-- begin --
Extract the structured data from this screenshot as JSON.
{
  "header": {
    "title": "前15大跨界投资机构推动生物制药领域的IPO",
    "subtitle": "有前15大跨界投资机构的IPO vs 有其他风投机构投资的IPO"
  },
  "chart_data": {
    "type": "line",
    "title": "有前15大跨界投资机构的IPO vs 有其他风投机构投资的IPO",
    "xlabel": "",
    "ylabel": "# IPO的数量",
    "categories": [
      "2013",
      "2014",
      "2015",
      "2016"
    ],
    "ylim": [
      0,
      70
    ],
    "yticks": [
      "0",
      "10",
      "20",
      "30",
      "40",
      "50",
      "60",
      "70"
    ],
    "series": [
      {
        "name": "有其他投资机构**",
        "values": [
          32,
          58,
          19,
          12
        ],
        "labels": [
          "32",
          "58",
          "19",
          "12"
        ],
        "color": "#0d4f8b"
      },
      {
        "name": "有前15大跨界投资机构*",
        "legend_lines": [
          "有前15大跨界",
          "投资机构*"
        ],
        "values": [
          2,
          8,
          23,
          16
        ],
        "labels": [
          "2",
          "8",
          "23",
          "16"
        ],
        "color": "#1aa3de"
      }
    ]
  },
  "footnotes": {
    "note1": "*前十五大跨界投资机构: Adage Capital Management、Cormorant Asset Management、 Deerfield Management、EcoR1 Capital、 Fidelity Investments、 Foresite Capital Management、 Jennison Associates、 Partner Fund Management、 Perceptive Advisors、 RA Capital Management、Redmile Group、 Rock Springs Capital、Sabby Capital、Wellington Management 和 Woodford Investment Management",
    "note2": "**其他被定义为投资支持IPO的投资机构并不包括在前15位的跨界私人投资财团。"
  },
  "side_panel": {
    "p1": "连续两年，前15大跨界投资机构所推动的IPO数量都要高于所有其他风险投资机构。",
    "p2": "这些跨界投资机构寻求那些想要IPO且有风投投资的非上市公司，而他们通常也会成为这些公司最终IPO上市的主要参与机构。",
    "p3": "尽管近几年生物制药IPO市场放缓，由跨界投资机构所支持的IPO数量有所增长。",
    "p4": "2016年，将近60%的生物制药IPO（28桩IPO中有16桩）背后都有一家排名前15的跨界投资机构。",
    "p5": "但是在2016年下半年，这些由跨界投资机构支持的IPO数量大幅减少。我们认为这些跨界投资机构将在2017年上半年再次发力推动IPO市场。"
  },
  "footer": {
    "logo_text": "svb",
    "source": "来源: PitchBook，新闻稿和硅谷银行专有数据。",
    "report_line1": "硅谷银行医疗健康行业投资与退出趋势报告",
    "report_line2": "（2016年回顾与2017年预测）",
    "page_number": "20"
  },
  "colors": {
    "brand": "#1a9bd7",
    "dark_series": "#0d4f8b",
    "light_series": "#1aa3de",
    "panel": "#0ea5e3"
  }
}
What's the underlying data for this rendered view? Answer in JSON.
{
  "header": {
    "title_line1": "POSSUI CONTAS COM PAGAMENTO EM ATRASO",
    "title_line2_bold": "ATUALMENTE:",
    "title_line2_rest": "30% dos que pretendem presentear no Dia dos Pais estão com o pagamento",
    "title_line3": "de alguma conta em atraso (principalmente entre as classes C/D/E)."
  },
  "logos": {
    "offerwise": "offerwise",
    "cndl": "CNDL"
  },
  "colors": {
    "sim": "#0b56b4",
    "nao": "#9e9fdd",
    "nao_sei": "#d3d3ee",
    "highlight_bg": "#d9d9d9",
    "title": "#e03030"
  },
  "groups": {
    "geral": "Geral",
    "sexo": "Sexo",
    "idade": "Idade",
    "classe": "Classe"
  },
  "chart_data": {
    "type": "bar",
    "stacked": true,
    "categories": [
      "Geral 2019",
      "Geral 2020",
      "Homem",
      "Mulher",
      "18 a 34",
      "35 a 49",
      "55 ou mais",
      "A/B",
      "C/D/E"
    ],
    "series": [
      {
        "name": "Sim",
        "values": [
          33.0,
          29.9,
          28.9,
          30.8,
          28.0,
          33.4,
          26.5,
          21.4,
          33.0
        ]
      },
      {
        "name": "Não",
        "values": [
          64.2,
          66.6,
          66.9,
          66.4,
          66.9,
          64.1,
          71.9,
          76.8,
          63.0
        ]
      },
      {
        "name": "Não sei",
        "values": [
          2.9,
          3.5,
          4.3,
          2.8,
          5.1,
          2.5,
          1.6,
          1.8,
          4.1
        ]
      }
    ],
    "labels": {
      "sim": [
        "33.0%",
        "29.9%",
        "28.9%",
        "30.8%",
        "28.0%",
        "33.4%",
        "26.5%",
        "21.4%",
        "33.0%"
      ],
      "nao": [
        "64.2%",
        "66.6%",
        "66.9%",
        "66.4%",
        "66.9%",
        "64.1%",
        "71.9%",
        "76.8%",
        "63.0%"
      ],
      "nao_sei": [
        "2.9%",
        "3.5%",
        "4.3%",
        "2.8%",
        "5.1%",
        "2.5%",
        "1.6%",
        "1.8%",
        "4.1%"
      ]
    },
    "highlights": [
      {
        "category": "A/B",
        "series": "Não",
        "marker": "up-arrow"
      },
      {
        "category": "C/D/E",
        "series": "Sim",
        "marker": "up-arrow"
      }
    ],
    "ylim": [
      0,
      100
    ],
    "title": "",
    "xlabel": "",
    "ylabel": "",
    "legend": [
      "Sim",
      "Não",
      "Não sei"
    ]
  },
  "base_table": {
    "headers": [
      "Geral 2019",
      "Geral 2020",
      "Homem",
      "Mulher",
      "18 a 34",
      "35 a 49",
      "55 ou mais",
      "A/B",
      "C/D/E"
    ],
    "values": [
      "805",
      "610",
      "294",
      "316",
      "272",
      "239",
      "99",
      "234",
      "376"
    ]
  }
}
-- end --
▶ _OBJECTIVE_:
Can you give every line above again, exactly as written?

▶ _RESPONSE_:
Extract the structured data from this screenshot as JSON.
{
  "header": {
    "title": "前15大跨界投资机构推动生物制药领域的IPO",
    "subtitle": "有前15大跨界投资机构的IPO vs 有其他风投机构投资的IPO"
  },
  "chart_data": {
    "type": "line",
    "title": "有前15大跨界投资机构的IPO vs 有其他风投机构投资的IPO",
    "xlabel": "",
    "ylabel": "# IPO的数量",
    "categories": [
      "2013",
      "2014",
      "2015",
      "2016"
    ],
    "ylim": [
      0,
      70
    ],
    "yticks": [
      "0",
      "10",
      "20",
      "30",
      "40",
      "50",
      "60",
      "70"
    ],
    "series": [
      {
        "name": "有其他投资机构**",
        "values": [
          32,
          58,
          19,
          12
        ],
        "labels": [
          "32",
          "58",
          "19",
          "12"
        ],
        "color": "#0d4f8b"
      },
      {
        "name": "有前15大跨界投资机构*",
        "legend_lines": [
          "有前15大跨界",
          "投资机构*"
        ],
        "values": [
          2,
          8,
          23,
          16
        ],
        "labels": [
          "2",
          "8",
          "23",
          "16"
        ],
        "color": "#1aa3de"
      }
    ]
  },
  "footnotes": {
    "note1": "*前十五大跨界投资机构: Adage Capital Management、Cormorant Asset Management、 Deerfield Management、EcoR1 Capital、 Fidelity Investments、 Foresite Capital Management、 Jennison Associates、 Partner Fund Management、 Perceptive Advisors、 RA Capital Management、Redmile Group、 Rock Springs Capital、Sabby Capital、Wellington Management 和 Woodford Investment Management",
    "note2": "**其他被定义为投资支持IPO的投资机构并不包括在前15位的跨界私人投资财团。"
  },
  "side_panel": {
    "p1": "连续两年，前15大跨界投资机构所推动的IPO数量都要高于所有其他风险投资机构。",
    "p2": "这些跨界投资机构寻求那些想要IPO且有风投投资的非上市公司，而他们通常也会成为这些公司最终IPO上市的主要参与机构。",
    "p3": "尽管近几年生物制药IPO市场放缓，由跨界投资机构所支持的IPO数量有所增长。",
    "p4": "2016年，将近60%的生物制药IPO（28桩IPO中有16桩）背后都有一家排名前15的跨界投资机构。",
    "p5": "但是在2016年下半年，这些由跨界投资机构支持的IPO数量大幅减少。我们认为这些跨界投资机构将在2017年上半年再次发力推动IPO市场。"
  },
  "footer": {
    "logo_text": "svb",
    "source": "来源: PitchBook，新闻稿和硅谷银行专有数据。",
    "report_line1": "硅谷银行医疗健康行业投资与退出趋势报告",
    "report_line2": "（2016年回顾与2017年预测）",
    "page_number": "20"
  },
  "colors": {
    "brand": "#1a9bd7",
    "dark_series": "#0d4f8b",
    "light_series": "#1aa3de",
    "panel": "#0ea5e3"
  }
}
What's the underlying data for this rendered view? Answer in JSON.
{
  "header": {
    "title_line1": "POSSUI CONTAS COM PAGAMENTO EM ATRASO",
    "title_line2_bold": "ATUALMENTE:",
    "title_line2_rest": "30% dos que pretendem presentear no Dia dos Pais estão com o pagamento",
    "title_line3": "de alguma conta em atraso (principalmente entre as classes C/D/E)."
  },
  "logos": {
    "offerwise": "offerwise",
    "cndl": "CNDL"
  },
  "colors": {
    "sim": "#0b56b4",
    "nao": "#9e9fdd",
    "nao_sei": "#d3d3ee",
    "highlight_bg": "#d9d9d9",
    "title": "#e03030"
  },
  "groups": {
    "geral": "Geral",
    "sexo": "Sexo",
    "idade": "Idade",
    "classe": "Classe"
  },
  "chart_data": {
    "type": "bar",
    "stacked": true,
    "categories": [
      "Geral 2019",
      "Geral 2020",
      "Homem",
      "Mulher",
      "18 a 34",
      "35 a 49",
      "55 ou mais",
      "A/B",
      "C/D/E"
    ],
    "series": [
      {
        "name": "Sim",
        "values": [
          33.0,
          29.9,
          28.9,
          30.8,
          28.0,
          33.4,
          26.5,
          21.4,
          33.0
        ]
      },
      {
        "name": "Não",
        "values": [
          64.2,
          66.6,
          66.9,
          66.4,
          66.9,
          64.1,
          71.9,
          76.8,
          63.0
        ]
      },
      {
        "name": "Não sei",
        "values": [
          2.9,
          3.5,
          4.3,
          2.8,
          5.1,
          2.5,
          1.6,
          1.8,
          4.1
        ]
      }
    ],
    "labels": {
      "sim": [
        "33.0%",
        "29.9%",
        "28.9%",
        "30.8%",
        "28.0%",
        "33.4%",
        "26.5%",
        "21.4%",
        "33.0%"
      ],
      "nao": [
        "64.2%",
        "66.6%",
        "66.9%",
        "66.4%",
        "66.9%",
        "64.1%",
        "71.9%",
        "76.8%",
        "63.0%"
      ],
      "nao_sei": [
        "2.9%",
        "3.5%",
        "4.3%",
        "2.8%",
        "5.1%",
        "2.5%",
        "1.6%",
        "1.8%",
        "4.1%"
      ]
    },
    "highlights": [
      {
        "category": "A/B",
        "series": "Não",
        "marker": "up-arrow"
      },
      {
        "category": "C/D/E",
        "series": "Sim",
        "marker": "up-arrow"
      }
    ],
    "ylim": [
      0,
      100
    ],
    "title": "",
    "xlabel": "",
    "ylabel": "",
    "legend": [
      "Sim",
      "Não",
      "Não sei"
    ]
  },
  "base_table": {
    "headers": [
      "Geral 2019",
      "Geral 2020",
      "Homem",
      "Mulher",
      "18 a 34",
      "35 a 49",
      "55 ou mais",
      "A/B",
      "C/D/E"
    ],
    "values": [
      "805",
      "610",
      "294",
      "316",
      "272",
      "239",
      "99",
      "234",
      "376"
    ]
  }
}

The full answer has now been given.